Rows from a dataset
** Begin **

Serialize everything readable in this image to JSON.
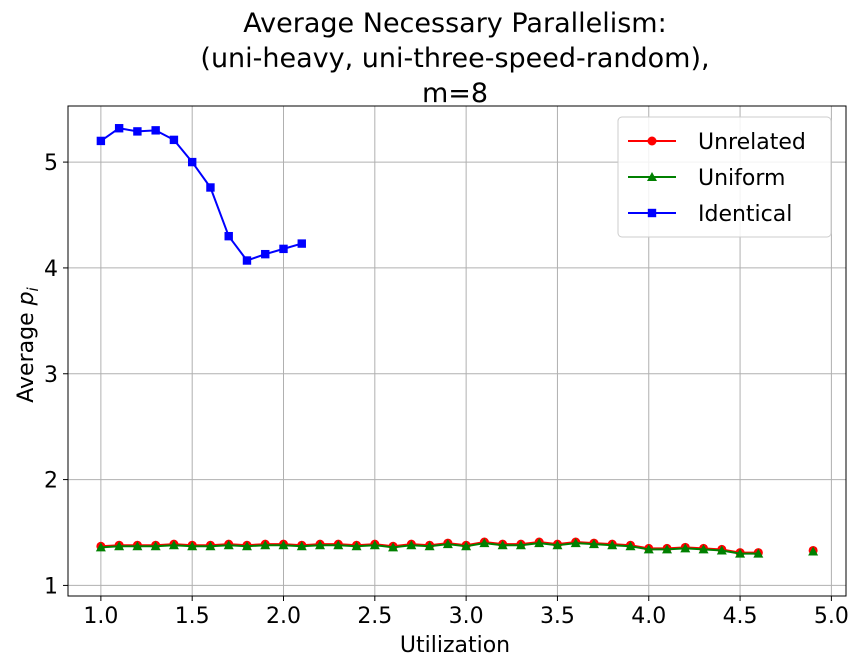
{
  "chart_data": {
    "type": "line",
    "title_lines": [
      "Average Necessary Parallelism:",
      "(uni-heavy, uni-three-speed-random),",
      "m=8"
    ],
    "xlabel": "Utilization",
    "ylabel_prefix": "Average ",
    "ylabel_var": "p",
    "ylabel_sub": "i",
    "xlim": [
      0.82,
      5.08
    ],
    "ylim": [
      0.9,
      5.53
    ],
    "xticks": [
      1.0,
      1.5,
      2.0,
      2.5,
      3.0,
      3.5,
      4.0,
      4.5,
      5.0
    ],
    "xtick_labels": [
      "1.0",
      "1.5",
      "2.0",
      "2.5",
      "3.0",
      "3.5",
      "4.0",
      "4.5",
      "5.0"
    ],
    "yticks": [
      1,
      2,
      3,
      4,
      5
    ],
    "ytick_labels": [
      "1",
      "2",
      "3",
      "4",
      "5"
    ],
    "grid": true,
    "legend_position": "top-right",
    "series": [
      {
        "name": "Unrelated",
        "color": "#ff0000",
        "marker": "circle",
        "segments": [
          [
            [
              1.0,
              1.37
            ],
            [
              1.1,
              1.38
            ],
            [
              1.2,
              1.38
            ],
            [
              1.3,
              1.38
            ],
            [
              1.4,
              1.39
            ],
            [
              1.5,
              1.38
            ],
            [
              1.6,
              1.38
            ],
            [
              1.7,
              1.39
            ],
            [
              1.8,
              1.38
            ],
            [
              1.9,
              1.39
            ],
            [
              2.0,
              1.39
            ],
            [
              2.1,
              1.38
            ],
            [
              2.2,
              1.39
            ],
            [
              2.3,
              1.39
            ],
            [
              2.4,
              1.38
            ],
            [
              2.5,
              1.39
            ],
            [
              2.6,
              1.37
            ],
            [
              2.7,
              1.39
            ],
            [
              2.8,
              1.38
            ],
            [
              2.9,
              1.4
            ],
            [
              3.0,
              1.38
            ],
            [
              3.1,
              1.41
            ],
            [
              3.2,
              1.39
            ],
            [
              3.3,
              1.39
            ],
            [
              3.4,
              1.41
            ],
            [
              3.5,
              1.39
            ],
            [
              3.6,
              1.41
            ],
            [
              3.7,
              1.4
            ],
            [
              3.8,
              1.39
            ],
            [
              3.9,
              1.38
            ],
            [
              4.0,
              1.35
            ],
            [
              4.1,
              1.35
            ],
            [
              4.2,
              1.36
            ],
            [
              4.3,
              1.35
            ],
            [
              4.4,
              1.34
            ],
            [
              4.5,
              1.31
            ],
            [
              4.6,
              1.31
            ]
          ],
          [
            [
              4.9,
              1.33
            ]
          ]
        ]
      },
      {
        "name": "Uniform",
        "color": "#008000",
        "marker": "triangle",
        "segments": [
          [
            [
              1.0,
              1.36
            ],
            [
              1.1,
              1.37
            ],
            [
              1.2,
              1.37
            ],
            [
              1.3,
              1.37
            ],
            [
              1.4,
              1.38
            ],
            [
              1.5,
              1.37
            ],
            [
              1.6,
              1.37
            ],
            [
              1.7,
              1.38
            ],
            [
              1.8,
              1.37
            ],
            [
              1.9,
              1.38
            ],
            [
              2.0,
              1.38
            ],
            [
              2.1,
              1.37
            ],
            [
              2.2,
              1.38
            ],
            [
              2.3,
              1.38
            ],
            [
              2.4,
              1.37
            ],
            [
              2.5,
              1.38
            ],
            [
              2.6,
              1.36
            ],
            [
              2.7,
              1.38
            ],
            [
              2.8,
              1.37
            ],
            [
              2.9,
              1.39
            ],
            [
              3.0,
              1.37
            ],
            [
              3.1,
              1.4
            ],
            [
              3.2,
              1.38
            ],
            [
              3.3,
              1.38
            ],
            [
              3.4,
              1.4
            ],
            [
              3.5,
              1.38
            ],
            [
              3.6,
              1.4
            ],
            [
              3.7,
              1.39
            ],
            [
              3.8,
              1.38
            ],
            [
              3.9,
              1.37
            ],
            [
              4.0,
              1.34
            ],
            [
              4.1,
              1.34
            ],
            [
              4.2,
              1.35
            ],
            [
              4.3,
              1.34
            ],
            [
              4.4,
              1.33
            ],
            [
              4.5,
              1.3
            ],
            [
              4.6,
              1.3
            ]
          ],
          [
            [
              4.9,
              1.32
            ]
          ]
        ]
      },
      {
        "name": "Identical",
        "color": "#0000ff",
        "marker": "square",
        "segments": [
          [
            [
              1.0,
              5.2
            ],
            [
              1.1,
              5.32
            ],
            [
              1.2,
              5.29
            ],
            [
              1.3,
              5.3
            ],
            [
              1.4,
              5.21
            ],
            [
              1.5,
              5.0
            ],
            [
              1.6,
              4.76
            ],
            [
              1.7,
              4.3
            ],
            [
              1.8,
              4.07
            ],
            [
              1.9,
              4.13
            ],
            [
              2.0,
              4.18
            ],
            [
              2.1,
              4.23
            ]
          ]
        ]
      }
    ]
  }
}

** End **

→ **BRIEF**
Pull every line holding "name" out of the records.

→ **RESPONSE TO THE EXERCISE**
        "name": "Unrelated",
        "name": "Uniform",
        "name": "Identical",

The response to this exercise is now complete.